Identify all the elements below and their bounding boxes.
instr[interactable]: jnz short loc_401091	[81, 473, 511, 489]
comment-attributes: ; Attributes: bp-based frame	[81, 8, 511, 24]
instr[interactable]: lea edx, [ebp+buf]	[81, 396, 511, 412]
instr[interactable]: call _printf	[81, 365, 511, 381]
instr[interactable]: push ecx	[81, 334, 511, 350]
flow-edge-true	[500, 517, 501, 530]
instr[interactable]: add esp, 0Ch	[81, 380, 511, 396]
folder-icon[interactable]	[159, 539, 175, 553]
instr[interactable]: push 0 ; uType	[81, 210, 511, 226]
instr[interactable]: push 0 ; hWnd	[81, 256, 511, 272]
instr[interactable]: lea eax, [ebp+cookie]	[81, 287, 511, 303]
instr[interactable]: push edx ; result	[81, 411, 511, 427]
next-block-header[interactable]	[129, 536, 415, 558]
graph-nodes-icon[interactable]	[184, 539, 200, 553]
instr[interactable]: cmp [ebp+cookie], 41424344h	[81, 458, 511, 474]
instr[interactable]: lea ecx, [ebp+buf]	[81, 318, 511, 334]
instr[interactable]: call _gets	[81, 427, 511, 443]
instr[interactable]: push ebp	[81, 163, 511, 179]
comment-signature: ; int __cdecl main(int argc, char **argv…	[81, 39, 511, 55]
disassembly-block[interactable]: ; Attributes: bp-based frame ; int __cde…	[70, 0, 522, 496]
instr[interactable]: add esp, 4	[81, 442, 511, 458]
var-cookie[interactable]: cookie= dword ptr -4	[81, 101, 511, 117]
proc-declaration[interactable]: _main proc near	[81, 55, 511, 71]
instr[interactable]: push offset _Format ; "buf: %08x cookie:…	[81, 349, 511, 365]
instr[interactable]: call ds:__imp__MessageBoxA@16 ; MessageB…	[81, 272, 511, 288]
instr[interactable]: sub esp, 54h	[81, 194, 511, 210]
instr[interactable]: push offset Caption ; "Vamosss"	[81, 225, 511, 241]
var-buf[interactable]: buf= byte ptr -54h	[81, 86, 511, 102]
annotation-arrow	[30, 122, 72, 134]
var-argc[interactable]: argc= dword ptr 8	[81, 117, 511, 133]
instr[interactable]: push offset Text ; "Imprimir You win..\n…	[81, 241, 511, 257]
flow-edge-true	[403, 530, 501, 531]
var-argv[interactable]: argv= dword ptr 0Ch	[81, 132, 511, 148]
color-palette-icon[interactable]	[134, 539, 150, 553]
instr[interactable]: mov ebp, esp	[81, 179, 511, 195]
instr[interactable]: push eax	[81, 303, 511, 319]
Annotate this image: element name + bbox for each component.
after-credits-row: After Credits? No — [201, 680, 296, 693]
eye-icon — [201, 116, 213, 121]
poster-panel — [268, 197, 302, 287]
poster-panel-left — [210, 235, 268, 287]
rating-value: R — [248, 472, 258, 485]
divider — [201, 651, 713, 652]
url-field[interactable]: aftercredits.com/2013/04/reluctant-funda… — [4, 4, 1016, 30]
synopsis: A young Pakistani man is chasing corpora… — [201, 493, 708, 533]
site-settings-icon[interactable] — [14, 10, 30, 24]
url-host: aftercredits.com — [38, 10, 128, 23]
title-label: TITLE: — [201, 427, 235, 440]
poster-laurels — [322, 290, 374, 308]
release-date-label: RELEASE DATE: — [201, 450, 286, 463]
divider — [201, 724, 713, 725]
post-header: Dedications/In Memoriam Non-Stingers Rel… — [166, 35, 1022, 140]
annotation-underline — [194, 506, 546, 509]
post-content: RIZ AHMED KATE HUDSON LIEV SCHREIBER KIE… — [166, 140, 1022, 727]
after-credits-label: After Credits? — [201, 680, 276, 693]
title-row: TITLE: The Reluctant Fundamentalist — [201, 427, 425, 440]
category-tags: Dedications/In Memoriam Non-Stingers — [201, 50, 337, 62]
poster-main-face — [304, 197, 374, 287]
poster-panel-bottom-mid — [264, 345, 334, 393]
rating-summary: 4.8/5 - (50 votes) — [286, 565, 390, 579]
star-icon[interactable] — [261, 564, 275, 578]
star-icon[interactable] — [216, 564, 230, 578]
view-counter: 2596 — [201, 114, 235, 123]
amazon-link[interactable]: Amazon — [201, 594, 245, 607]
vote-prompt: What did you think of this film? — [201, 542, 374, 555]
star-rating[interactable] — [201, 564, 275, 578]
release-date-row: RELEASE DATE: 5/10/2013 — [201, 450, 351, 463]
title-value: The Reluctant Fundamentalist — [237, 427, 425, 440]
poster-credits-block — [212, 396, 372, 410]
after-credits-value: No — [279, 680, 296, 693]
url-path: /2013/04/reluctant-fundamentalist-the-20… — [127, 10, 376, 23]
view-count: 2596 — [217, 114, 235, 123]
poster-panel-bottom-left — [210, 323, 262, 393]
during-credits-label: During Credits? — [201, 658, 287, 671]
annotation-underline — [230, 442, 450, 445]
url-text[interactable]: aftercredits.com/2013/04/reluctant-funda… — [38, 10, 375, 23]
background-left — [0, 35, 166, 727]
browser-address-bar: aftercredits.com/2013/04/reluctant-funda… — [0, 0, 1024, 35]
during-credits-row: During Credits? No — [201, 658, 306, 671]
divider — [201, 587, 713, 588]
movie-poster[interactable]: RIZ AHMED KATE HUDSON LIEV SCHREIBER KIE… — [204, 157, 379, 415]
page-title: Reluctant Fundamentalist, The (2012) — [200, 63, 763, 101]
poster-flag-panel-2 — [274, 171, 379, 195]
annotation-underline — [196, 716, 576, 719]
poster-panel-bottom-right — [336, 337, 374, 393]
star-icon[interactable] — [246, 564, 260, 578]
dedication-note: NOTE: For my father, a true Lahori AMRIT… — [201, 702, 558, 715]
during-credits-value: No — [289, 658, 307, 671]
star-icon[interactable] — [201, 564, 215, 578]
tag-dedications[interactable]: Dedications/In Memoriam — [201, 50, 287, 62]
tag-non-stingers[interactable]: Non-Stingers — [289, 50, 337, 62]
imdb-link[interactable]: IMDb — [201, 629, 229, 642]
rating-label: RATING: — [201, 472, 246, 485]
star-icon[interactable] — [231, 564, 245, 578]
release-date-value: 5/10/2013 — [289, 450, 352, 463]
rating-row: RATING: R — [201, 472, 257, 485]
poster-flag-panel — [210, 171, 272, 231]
★ ★ ★ ★ ★
#### [DIRECTIVE]
Pick out each line of the data above that contains the string "comment". Case matters.

#### [REPLY]
comment-attributes: ; Attributes: bp-based frame	[81, 8, 511, 24]
comment-signature: ; int __cdecl main(int argc, char **argv…	[81, 39, 511, 55]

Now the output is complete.